--- Challenge ---
Of all the lines in the records below, how many hold the word "забоях"? Give the number alone.
╭──
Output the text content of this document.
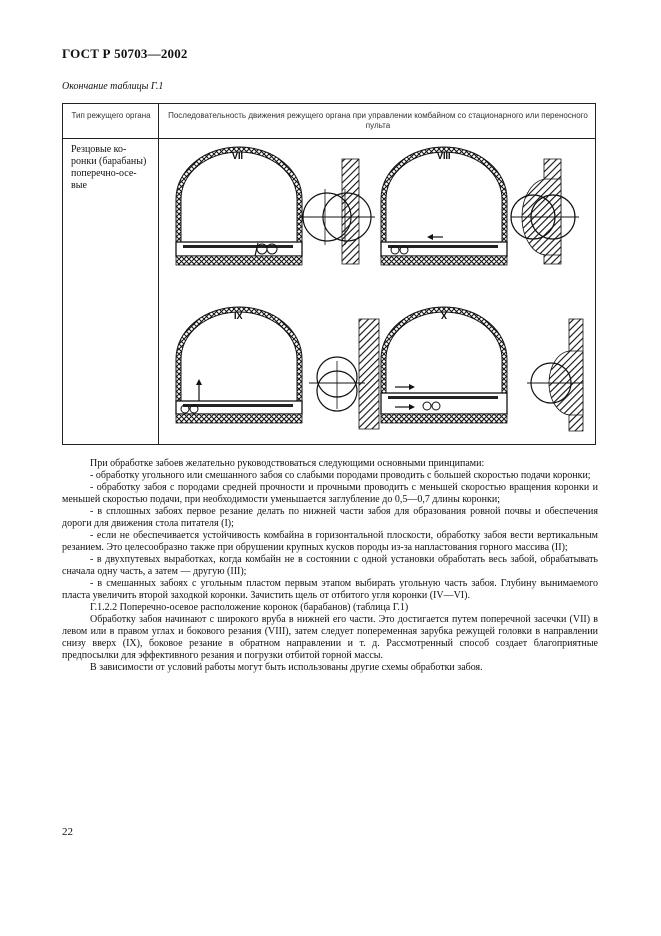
ГОСТ Р 50703—2002
Окончание таблицы Г.1
Тип режущего органа	Последовательность движения режущего органа при управлении комбайном со стационарного или переносного пульта
Резцовые ко-
ронки (барабаны)
поперечно-осе-
вые
VII	VIII
IX	X

При обработке забоев желательно руководствоваться следующими основными принципами:

- обработку угольного или смешанного забоя со слабыми породами проводить с большей скоростью подачи коронки;

- обработку забоя с породами средней прочности и прочными проводить с меньшей скоростью вращения коронки и меньшей скоростью подачи, при необходимости уменьшается заглубление до 0,5—0,7 длины коронки;

- в сплошных забоях первое резание делать по нижней части забоя для образования ровной почвы и обеспечения дороги для движения стола питателя (I);

- если не обеспечивается устойчивость комбайна в горизонтальной плоскости, обработку забоя вести вертикальным резанием. Это целесообразно также при обрушении крупных кусков породы из-за напластования горного массива (II);

- в двухпутевых выработках, когда комбайн не в состоянии с одной установки обработать весь забой, обрабатывать сначала одну часть, а затем — другую (III);

- в смешанных забоях с угольным пластом первым этапом выбирать угольную часть забоя. Глубину вынимаемого пласта увеличить второй заходкой коронки. Зачистить щель от отбитого угля коронки (IV—VI).

Г.1.2.2 Поперечно-осевое расположение коронок (барабанов) (таблица Г.1)

Обработку забоя начинают с широкого вруба в нижней его части. Это достигается путем поперечной засечки (VII) в левом или в правом углах и бокового резания (VIII), затем следует попеременная зарубка режущей головки в направлении снизу вверх (IX), боковое резание в обратном направлении и т. д. Рассмотренный способ создает благоприятные предпосылки для эффективного резания и погрузки отбитой горной массы.

В зависимости от условий работы могут быть использованы другие схемы обработки забоя.

22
╰──
--- Final result ---
2